» WHAT THE TASK ASKS
Begin with the line containing "What does this" and copy each line exactly through the last line of the entries, inclusive.
§
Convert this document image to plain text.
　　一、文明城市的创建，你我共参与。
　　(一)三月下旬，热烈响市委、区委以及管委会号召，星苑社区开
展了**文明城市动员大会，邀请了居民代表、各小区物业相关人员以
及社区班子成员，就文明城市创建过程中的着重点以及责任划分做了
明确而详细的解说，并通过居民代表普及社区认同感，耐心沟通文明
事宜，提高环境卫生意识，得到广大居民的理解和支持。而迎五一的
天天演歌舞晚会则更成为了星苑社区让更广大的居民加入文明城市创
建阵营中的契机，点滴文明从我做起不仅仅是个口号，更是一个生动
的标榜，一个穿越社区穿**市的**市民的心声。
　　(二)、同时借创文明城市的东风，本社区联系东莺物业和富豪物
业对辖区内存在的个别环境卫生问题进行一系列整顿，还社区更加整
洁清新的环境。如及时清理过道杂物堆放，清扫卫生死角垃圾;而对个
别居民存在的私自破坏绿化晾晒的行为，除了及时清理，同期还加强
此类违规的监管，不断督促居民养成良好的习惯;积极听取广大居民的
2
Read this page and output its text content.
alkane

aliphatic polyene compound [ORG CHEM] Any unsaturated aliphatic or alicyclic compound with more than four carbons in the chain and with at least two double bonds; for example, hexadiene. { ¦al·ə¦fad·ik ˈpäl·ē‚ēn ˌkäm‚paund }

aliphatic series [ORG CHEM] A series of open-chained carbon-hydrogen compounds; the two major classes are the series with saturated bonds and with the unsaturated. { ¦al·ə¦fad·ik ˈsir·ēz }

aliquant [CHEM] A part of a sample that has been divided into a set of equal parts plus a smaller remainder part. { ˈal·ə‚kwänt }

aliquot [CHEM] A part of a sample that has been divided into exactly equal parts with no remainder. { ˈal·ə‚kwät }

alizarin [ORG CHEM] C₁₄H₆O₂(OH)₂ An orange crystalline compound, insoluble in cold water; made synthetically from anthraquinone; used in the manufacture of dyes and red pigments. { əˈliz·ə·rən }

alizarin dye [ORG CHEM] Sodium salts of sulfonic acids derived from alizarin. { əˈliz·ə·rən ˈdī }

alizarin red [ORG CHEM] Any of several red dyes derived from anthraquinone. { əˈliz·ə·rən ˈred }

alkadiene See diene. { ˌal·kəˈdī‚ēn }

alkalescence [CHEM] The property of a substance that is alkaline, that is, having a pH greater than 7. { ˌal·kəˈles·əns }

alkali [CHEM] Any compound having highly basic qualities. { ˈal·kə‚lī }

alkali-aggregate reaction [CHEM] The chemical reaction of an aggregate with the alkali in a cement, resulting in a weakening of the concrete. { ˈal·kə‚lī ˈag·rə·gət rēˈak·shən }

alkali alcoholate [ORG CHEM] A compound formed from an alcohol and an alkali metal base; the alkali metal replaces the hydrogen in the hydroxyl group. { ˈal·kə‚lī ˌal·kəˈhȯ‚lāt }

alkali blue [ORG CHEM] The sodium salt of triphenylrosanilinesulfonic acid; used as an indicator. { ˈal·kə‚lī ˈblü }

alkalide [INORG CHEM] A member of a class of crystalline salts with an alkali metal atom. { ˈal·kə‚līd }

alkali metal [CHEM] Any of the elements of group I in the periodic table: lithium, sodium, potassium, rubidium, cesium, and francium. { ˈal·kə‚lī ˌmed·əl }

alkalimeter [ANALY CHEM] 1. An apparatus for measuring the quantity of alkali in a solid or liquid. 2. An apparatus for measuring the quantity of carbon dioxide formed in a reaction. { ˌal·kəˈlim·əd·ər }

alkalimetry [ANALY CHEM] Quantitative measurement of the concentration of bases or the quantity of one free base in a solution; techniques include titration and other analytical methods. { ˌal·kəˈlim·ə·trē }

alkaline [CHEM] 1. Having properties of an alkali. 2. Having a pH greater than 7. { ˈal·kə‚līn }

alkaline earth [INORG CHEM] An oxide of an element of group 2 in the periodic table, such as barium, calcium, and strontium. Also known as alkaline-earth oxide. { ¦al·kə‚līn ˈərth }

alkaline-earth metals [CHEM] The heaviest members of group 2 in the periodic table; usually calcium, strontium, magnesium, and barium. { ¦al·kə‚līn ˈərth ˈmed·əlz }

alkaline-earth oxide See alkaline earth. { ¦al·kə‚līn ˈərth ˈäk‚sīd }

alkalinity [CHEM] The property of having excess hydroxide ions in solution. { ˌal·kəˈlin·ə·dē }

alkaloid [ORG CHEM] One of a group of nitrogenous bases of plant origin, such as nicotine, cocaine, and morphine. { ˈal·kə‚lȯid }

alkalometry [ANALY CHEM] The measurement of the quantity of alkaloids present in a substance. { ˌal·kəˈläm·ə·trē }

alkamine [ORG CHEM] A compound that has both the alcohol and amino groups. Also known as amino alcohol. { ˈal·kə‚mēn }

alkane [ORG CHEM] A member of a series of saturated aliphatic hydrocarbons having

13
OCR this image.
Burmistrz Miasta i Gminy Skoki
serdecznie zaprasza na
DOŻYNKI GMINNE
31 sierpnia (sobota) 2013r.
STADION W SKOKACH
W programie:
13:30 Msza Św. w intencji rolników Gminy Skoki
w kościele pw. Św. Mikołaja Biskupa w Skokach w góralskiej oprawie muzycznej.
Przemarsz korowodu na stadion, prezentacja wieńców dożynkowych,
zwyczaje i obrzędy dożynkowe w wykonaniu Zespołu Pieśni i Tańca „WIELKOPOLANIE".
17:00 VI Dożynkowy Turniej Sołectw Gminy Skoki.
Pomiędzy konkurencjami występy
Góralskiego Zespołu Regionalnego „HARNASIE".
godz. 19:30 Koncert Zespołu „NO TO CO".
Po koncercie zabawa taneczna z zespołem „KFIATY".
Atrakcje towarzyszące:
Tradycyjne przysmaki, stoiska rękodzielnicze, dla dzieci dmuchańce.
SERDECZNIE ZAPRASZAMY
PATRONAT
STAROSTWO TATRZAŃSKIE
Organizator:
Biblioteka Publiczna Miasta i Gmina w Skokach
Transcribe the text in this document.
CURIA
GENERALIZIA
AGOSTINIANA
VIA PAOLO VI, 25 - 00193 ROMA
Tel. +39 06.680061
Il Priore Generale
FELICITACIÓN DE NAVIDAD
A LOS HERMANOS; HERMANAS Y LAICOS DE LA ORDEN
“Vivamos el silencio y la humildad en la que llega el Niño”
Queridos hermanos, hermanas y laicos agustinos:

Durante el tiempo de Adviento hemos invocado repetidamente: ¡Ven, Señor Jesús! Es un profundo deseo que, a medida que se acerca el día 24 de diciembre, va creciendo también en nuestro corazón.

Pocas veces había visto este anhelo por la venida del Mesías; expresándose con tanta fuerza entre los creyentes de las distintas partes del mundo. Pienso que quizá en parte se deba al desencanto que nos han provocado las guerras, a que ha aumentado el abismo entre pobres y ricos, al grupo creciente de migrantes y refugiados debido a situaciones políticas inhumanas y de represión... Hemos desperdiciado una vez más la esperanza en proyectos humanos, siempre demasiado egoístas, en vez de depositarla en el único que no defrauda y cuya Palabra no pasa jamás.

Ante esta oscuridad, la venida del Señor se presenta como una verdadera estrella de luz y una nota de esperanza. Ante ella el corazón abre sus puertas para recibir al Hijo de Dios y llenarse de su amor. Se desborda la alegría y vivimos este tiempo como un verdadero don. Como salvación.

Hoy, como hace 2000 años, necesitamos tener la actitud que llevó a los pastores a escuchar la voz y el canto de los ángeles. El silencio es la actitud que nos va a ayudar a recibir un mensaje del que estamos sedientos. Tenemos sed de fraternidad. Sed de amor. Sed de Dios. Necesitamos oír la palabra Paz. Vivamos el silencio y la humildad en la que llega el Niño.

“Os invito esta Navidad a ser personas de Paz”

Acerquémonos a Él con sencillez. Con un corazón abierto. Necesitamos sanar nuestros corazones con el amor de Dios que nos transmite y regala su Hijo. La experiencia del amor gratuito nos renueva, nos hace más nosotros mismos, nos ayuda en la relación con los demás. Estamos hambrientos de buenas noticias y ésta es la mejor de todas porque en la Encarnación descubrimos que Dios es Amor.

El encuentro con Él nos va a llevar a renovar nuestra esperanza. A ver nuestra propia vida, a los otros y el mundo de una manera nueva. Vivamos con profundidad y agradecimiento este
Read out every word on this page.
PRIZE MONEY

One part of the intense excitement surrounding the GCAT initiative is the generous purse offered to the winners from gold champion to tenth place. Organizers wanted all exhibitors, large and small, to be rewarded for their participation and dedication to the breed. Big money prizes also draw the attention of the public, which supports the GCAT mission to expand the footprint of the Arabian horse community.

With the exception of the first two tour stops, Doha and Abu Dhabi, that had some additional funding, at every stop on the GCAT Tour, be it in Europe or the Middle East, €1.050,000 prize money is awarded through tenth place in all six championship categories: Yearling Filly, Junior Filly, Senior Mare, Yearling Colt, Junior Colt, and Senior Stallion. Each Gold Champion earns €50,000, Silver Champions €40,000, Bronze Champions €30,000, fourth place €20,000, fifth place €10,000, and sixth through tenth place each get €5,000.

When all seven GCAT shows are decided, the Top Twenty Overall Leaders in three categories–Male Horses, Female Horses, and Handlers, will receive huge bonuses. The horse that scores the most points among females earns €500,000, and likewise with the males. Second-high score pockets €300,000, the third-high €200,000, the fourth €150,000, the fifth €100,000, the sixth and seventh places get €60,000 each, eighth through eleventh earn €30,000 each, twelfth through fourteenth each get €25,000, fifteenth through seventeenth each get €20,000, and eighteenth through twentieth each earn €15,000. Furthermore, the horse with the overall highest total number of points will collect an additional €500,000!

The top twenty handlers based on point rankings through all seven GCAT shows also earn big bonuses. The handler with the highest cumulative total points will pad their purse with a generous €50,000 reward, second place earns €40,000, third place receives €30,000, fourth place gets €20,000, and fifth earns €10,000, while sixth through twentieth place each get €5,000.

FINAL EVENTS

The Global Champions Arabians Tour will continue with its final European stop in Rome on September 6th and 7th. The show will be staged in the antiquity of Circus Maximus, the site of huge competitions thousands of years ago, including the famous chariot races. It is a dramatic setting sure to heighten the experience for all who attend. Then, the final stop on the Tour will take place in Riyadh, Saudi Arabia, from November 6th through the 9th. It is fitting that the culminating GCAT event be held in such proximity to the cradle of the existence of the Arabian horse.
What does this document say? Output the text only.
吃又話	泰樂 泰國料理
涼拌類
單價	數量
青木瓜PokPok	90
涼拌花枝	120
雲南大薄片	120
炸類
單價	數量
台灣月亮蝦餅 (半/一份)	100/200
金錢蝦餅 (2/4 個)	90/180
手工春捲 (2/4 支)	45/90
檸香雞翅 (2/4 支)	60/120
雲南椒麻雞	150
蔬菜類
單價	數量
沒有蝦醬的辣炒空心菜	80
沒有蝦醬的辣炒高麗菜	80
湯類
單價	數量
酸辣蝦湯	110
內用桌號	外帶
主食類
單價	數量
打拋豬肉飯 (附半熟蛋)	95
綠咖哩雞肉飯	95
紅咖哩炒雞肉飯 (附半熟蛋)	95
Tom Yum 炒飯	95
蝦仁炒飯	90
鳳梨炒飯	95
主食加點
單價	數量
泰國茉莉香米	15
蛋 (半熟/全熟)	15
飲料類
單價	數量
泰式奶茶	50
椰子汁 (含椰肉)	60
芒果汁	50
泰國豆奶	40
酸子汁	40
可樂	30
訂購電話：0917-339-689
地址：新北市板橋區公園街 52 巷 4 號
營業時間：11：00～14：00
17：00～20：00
§
» THE COMPLETED TASK
What does this document say? Output the text only.
吃又話	泰樂 泰國料理
涼拌類
單價	數量
青木瓜PokPok	90
涼拌花枝	120
雲南大薄片	120
炸類
單價	數量
台灣月亮蝦餅 (半/一份)	100/200
金錢蝦餅 (2/4 個)	90/180
手工春捲 (2/4 支)	45/90
檸香雞翅 (2/4 支)	60/120
雲南椒麻雞	150
蔬菜類
單價	數量
沒有蝦醬的辣炒空心菜	80
沒有蝦醬的辣炒高麗菜	80
湯類
單價	數量
酸辣蝦湯	110
內用桌號	外帶
主食類
單價	數量
打拋豬肉飯 (附半熟蛋)	95
綠咖哩雞肉飯	95
紅咖哩炒雞肉飯 (附半熟蛋)	95
Tom Yum 炒飯	95
蝦仁炒飯	90
鳳梨炒飯	95
主食加點
單價	數量
泰國茉莉香米	15
蛋 (半熟/全熟)	15
飲料類
單價	數量
泰式奶茶	50
椰子汁 (含椰肉)	60
芒果汁	50
泰國豆奶	40
酸子汁	40
可樂	30
訂購電話：0917-339-689
地址：新北市板橋區公園街 52 巷 4 號
營業時間：11：00～14：00
17：00～20：00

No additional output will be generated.